Given task: Copy out the whole listing exactly as written, leaving the pictures behind.

[Figure collection entries]

+ + + +

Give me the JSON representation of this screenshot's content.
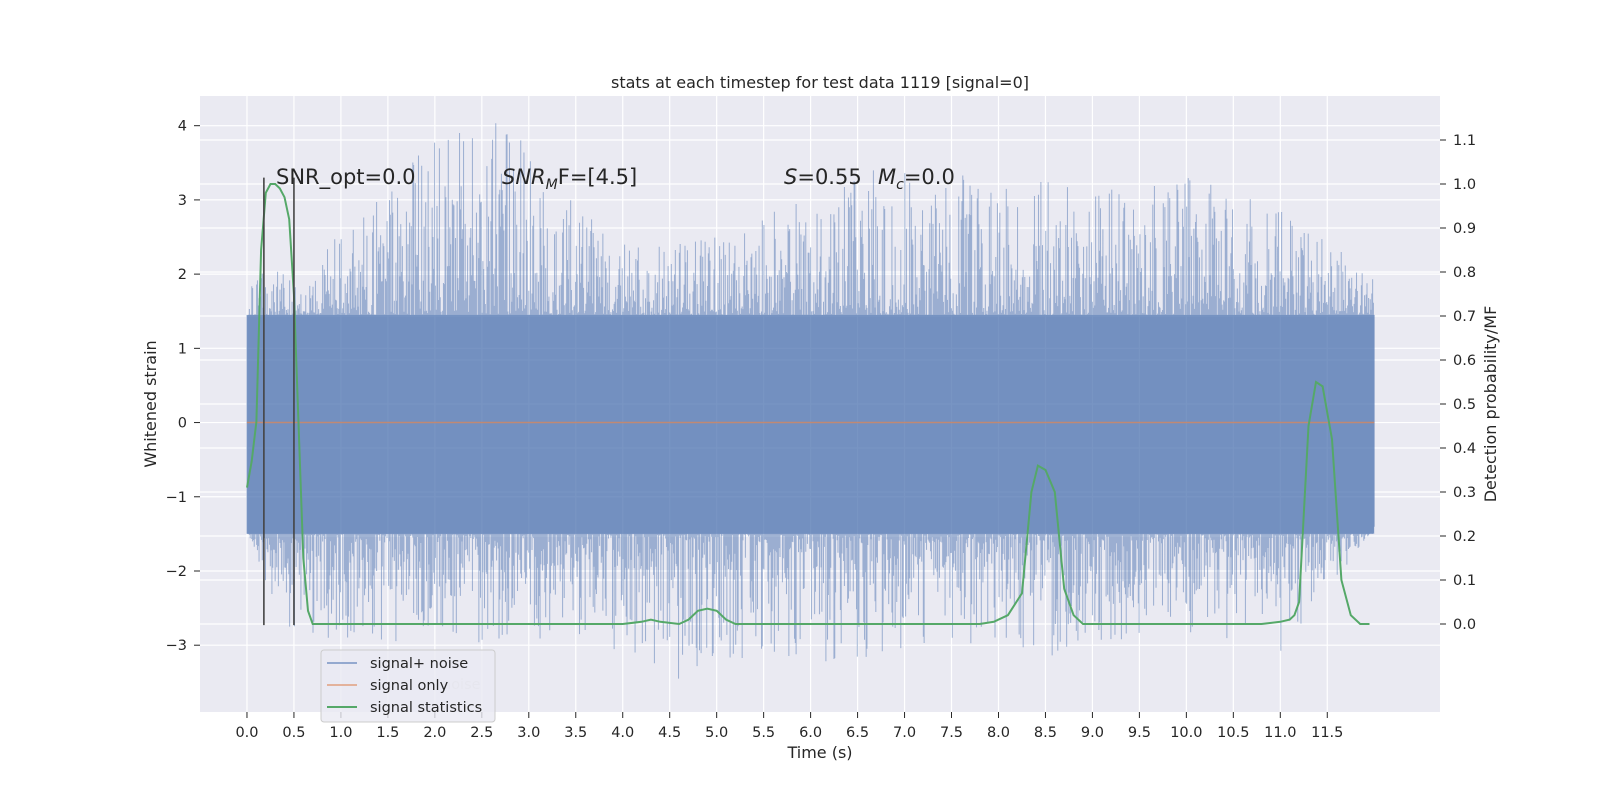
{
  "chart_data": {
    "type": "line",
    "title": "stats at each timestep for test data 1119 [signal=0]",
    "xlabel": "Time (s)",
    "ylabel": "Whitened strain",
    "y2label": "Detection probability/MF",
    "xlim": [
      -0.5,
      12.7
    ],
    "ylim": [
      -3.9,
      4.4
    ],
    "y2lim": [
      -0.2,
      1.2
    ],
    "x_ticks": [
      0.0,
      0.5,
      1.0,
      1.5,
      2.0,
      2.5,
      3.0,
      3.5,
      4.0,
      4.5,
      5.0,
      5.5,
      6.0,
      6.5,
      7.0,
      7.5,
      8.0,
      8.5,
      9.0,
      9.5,
      10.0,
      10.5,
      11.0,
      11.5
    ],
    "x_tick_labels": [
      "0.0",
      "0.5",
      "1.0",
      "1.5",
      "2.0",
      "2.5",
      "3.0",
      "3.5",
      "4.0",
      "4.5",
      "5.0",
      "5.5",
      "6.0",
      "6.5",
      "7.0",
      "7.5",
      "8.0",
      "8.5",
      "9.0",
      "9.5",
      "10.0",
      "10.5",
      "11.0",
      "11.5"
    ],
    "y_ticks": [
      -3,
      -2,
      -1,
      0,
      1,
      2,
      3,
      4
    ],
    "y_tick_labels": [
      "−3",
      "−2",
      "−1",
      "0",
      "1",
      "2",
      "3",
      "4"
    ],
    "y2_ticks": [
      0.0,
      0.1,
      0.2,
      0.3,
      0.4,
      0.5,
      0.6,
      0.7,
      0.8,
      0.9,
      1.0,
      1.1
    ],
    "y2_tick_labels": [
      "0.0",
      "0.1",
      "0.2",
      "0.3",
      "0.4",
      "0.5",
      "0.6",
      "0.7",
      "0.8",
      "0.9",
      "1.0",
      "1.1"
    ],
    "grid": true,
    "legend_position": "lower-left",
    "series": [
      {
        "name": "signal+ noise",
        "color": "#4c72b0",
        "axis": "left",
        "kind": "noise-band",
        "x_range": [
          0.0,
          12.0
        ],
        "envelope_upper": [
          [
            0.0,
            1.3
          ],
          [
            0.05,
            2.0
          ],
          [
            0.3,
            2.1
          ],
          [
            0.6,
            2.0
          ],
          [
            1.7,
            3.7
          ],
          [
            2.7,
            4.1
          ],
          [
            4.0,
            2.4
          ],
          [
            5.0,
            2.5
          ],
          [
            6.8,
            3.5
          ],
          [
            7.4,
            3.3
          ],
          [
            7.7,
            3.4
          ],
          [
            9.5,
            3.1
          ],
          [
            10.0,
            3.4
          ],
          [
            11.0,
            2.9
          ],
          [
            11.9,
            2.2
          ],
          [
            12.0,
            2.1
          ]
        ],
        "envelope_lower": [
          [
            0.0,
            -1.4
          ],
          [
            0.1,
            -1.9
          ],
          [
            0.5,
            -2.9
          ],
          [
            1.7,
            -3.0
          ],
          [
            3.7,
            -2.9
          ],
          [
            4.5,
            -3.5
          ],
          [
            5.5,
            -3.1
          ],
          [
            6.0,
            -3.3
          ],
          [
            7.4,
            -3.0
          ],
          [
            8.5,
            -3.2
          ],
          [
            9.7,
            -2.8
          ],
          [
            11.0,
            -3.1
          ],
          [
            11.9,
            -1.6
          ],
          [
            12.0,
            -1.4
          ]
        ]
      },
      {
        "name": "signal only",
        "color": "#dd8452",
        "axis": "left",
        "x": [
          0.0,
          12.0
        ],
        "y": [
          0.0,
          0.0
        ]
      },
      {
        "name": "signal statistics",
        "color": "#55a868",
        "axis": "right",
        "x": [
          0.0,
          0.05,
          0.1,
          0.15,
          0.2,
          0.25,
          0.3,
          0.35,
          0.4,
          0.45,
          0.5,
          0.55,
          0.6,
          0.65,
          0.7,
          1.0,
          2.0,
          2.4,
          2.6,
          3.0,
          3.6,
          3.8,
          4.0,
          4.2,
          4.3,
          4.4,
          4.6,
          4.7,
          4.8,
          4.9,
          5.0,
          5.1,
          5.2,
          5.4,
          6.0,
          7.0,
          7.8,
          7.95,
          8.1,
          8.25,
          8.35,
          8.42,
          8.5,
          8.6,
          8.7,
          8.8,
          8.9,
          9.0,
          9.3,
          10.0,
          10.5,
          10.8,
          11.0,
          11.1,
          11.15,
          11.2,
          11.3,
          11.38,
          11.45,
          11.55,
          11.65,
          11.75,
          11.85,
          11.95
        ],
        "y": [
          0.31,
          0.37,
          0.46,
          0.85,
          0.98,
          1.0,
          1.0,
          0.99,
          0.97,
          0.92,
          0.75,
          0.45,
          0.15,
          0.03,
          0.0,
          0.0,
          0.0,
          0.0,
          0.0,
          0.0,
          0.0,
          0.0,
          0.0,
          0.005,
          0.01,
          0.005,
          0.0,
          0.01,
          0.03,
          0.035,
          0.03,
          0.01,
          0.0,
          0.0,
          0.0,
          0.0,
          0.0,
          0.005,
          0.02,
          0.07,
          0.3,
          0.36,
          0.35,
          0.3,
          0.08,
          0.02,
          0.0,
          0.0,
          0.0,
          0.0,
          0.0,
          0.0,
          0.005,
          0.01,
          0.02,
          0.05,
          0.45,
          0.55,
          0.54,
          0.42,
          0.1,
          0.02,
          0.0,
          0.0
        ]
      }
    ],
    "vertical_markers": [
      {
        "x": 0.18,
        "y_from": -2.73,
        "y_to": 3.3,
        "color": "#444444"
      },
      {
        "x": 0.5,
        "y_from": -2.73,
        "y_to": 3.3,
        "color": "#444444"
      }
    ],
    "annotations": {
      "snr_opt": "SNR_opt=0.0",
      "snr_mf_italic": "SNR",
      "snr_mf_sub": "M",
      "snr_mf_rest": "F=[4.5]",
      "s_symbol": "S",
      "s_value": "=0.55",
      "mc_symbol": "M",
      "mc_sub": "c",
      "mc_value": "=0.0"
    },
    "legend_overlap_text": "noise"
  }
}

+ + + +

Exercise result:
Give me the JSON representation of this screenshot's content.
{
  "chart_data": {
    "type": "line",
    "title": "stats at each timestep for test data 1119 [signal=0]",
    "xlabel": "Time (s)",
    "ylabel": "Whitened strain",
    "y2label": "Detection probability/MF",
    "xlim": [
      -0.5,
      12.7
    ],
    "ylim": [
      -3.9,
      4.4
    ],
    "y2lim": [
      -0.2,
      1.2
    ],
    "x_ticks": [
      0.0,
      0.5,
      1.0,
      1.5,
      2.0,
      2.5,
      3.0,
      3.5,
      4.0,
      4.5,
      5.0,
      5.5,
      6.0,
      6.5,
      7.0,
      7.5,
      8.0,
      8.5,
      9.0,
      9.5,
      10.0,
      10.5,
      11.0,
      11.5
    ],
    "x_tick_labels": [
      "0.0",
      "0.5",
      "1.0",
      "1.5",
      "2.0",
      "2.5",
      "3.0",
      "3.5",
      "4.0",
      "4.5",
      "5.0",
      "5.5",
      "6.0",
      "6.5",
      "7.0",
      "7.5",
      "8.0",
      "8.5",
      "9.0",
      "9.5",
      "10.0",
      "10.5",
      "11.0",
      "11.5"
    ],
    "y_ticks": [
      -3,
      -2,
      -1,
      0,
      1,
      2,
      3,
      4
    ],
    "y_tick_labels": [
      "−3",
      "−2",
      "−1",
      "0",
      "1",
      "2",
      "3",
      "4"
    ],
    "y2_ticks": [
      0.0,
      0.1,
      0.2,
      0.3,
      0.4,
      0.5,
      0.6,
      0.7,
      0.8,
      0.9,
      1.0,
      1.1
    ],
    "y2_tick_labels": [
      "0.0",
      "0.1",
      "0.2",
      "0.3",
      "0.4",
      "0.5",
      "0.6",
      "0.7",
      "0.8",
      "0.9",
      "1.0",
      "1.1"
    ],
    "grid": true,
    "legend_position": "lower-left",
    "series": [
      {
        "name": "signal+ noise",
        "color": "#4c72b0",
        "axis": "left",
        "kind": "noise-band",
        "x_range": [
          0.0,
          12.0
        ],
        "envelope_upper": [
          [
            0.0,
            1.3
          ],
          [
            0.05,
            2.0
          ],
          [
            0.3,
            2.1
          ],
          [
            0.6,
            2.0
          ],
          [
            1.7,
            3.7
          ],
          [
            2.7,
            4.1
          ],
          [
            4.0,
            2.4
          ],
          [
            5.0,
            2.5
          ],
          [
            6.8,
            3.5
          ],
          [
            7.4,
            3.3
          ],
          [
            7.7,
            3.4
          ],
          [
            9.5,
            3.1
          ],
          [
            10.0,
            3.4
          ],
          [
            11.0,
            2.9
          ],
          [
            11.9,
            2.2
          ],
          [
            12.0,
            2.1
          ]
        ],
        "envelope_lower": [
          [
            0.0,
            -1.4
          ],
          [
            0.1,
            -1.9
          ],
          [
            0.5,
            -2.9
          ],
          [
            1.7,
            -3.0
          ],
          [
            3.7,
            -2.9
          ],
          [
            4.5,
            -3.5
          ],
          [
            5.5,
            -3.1
          ],
          [
            6.0,
            -3.3
          ],
          [
            7.4,
            -3.0
          ],
          [
            8.5,
            -3.2
          ],
          [
            9.7,
            -2.8
          ],
          [
            11.0,
            -3.1
          ],
          [
            11.9,
            -1.6
          ],
          [
            12.0,
            -1.4
          ]
        ]
      },
      {
        "name": "signal only",
        "color": "#dd8452",
        "axis": "left",
        "x": [
          0.0,
          12.0
        ],
        "y": [
          0.0,
          0.0
        ]
      },
      {
        "name": "signal statistics",
        "color": "#55a868",
        "axis": "right",
        "x": [
          0.0,
          0.05,
          0.1,
          0.15,
          0.2,
          0.25,
          0.3,
          0.35,
          0.4,
          0.45,
          0.5,
          0.55,
          0.6,
          0.65,
          0.7,
          1.0,
          2.0,
          2.4,
          2.6,
          3.0,
          3.6,
          3.8,
          4.0,
          4.2,
          4.3,
          4.4,
          4.6,
          4.7,
          4.8,
          4.9,
          5.0,
          5.1,
          5.2,
          5.4,
          6.0,
          7.0,
          7.8,
          7.95,
          8.1,
          8.25,
          8.35,
          8.42,
          8.5,
          8.6,
          8.7,
          8.8,
          8.9,
          9.0,
          9.3,
          10.0,
          10.5,
          10.8,
          11.0,
          11.1,
          11.15,
          11.2,
          11.3,
          11.38,
          11.45,
          11.55,
          11.65,
          11.75,
          11.85,
          11.95
        ],
        "y": [
          0.31,
          0.37,
          0.46,
          0.85,
          0.98,
          1.0,
          1.0,
          0.99,
          0.97,
          0.92,
          0.75,
          0.45,
          0.15,
          0.03,
          0.0,
          0.0,
          0.0,
          0.0,
          0.0,
          0.0,
          0.0,
          0.0,
          0.0,
          0.005,
          0.01,
          0.005,
          0.0,
          0.01,
          0.03,
          0.035,
          0.03,
          0.01,
          0.0,
          0.0,
          0.0,
          0.0,
          0.0,
          0.005,
          0.02,
          0.07,
          0.3,
          0.36,
          0.35,
          0.3,
          0.08,
          0.02,
          0.0,
          0.0,
          0.0,
          0.0,
          0.0,
          0.0,
          0.005,
          0.01,
          0.02,
          0.05,
          0.45,
          0.55,
          0.54,
          0.42,
          0.1,
          0.02,
          0.0,
          0.0
        ]
      }
    ],
    "vertical_markers": [
      {
        "x": 0.18,
        "y_from": -2.73,
        "y_to": 3.3,
        "color": "#444444"
      },
      {
        "x": 0.5,
        "y_from": -2.73,
        "y_to": 3.3,
        "color": "#444444"
      }
    ],
    "annotations": {
      "snr_opt": "SNR_opt=0.0",
      "snr_mf_italic": "SNR",
      "snr_mf_sub": "M",
      "snr_mf_rest": "F=[4.5]",
      "s_symbol": "S",
      "s_value": "=0.55",
      "mc_symbol": "M",
      "mc_sub": "c",
      "mc_value": "=0.0"
    },
    "legend_overlap_text": "noise"
  }
}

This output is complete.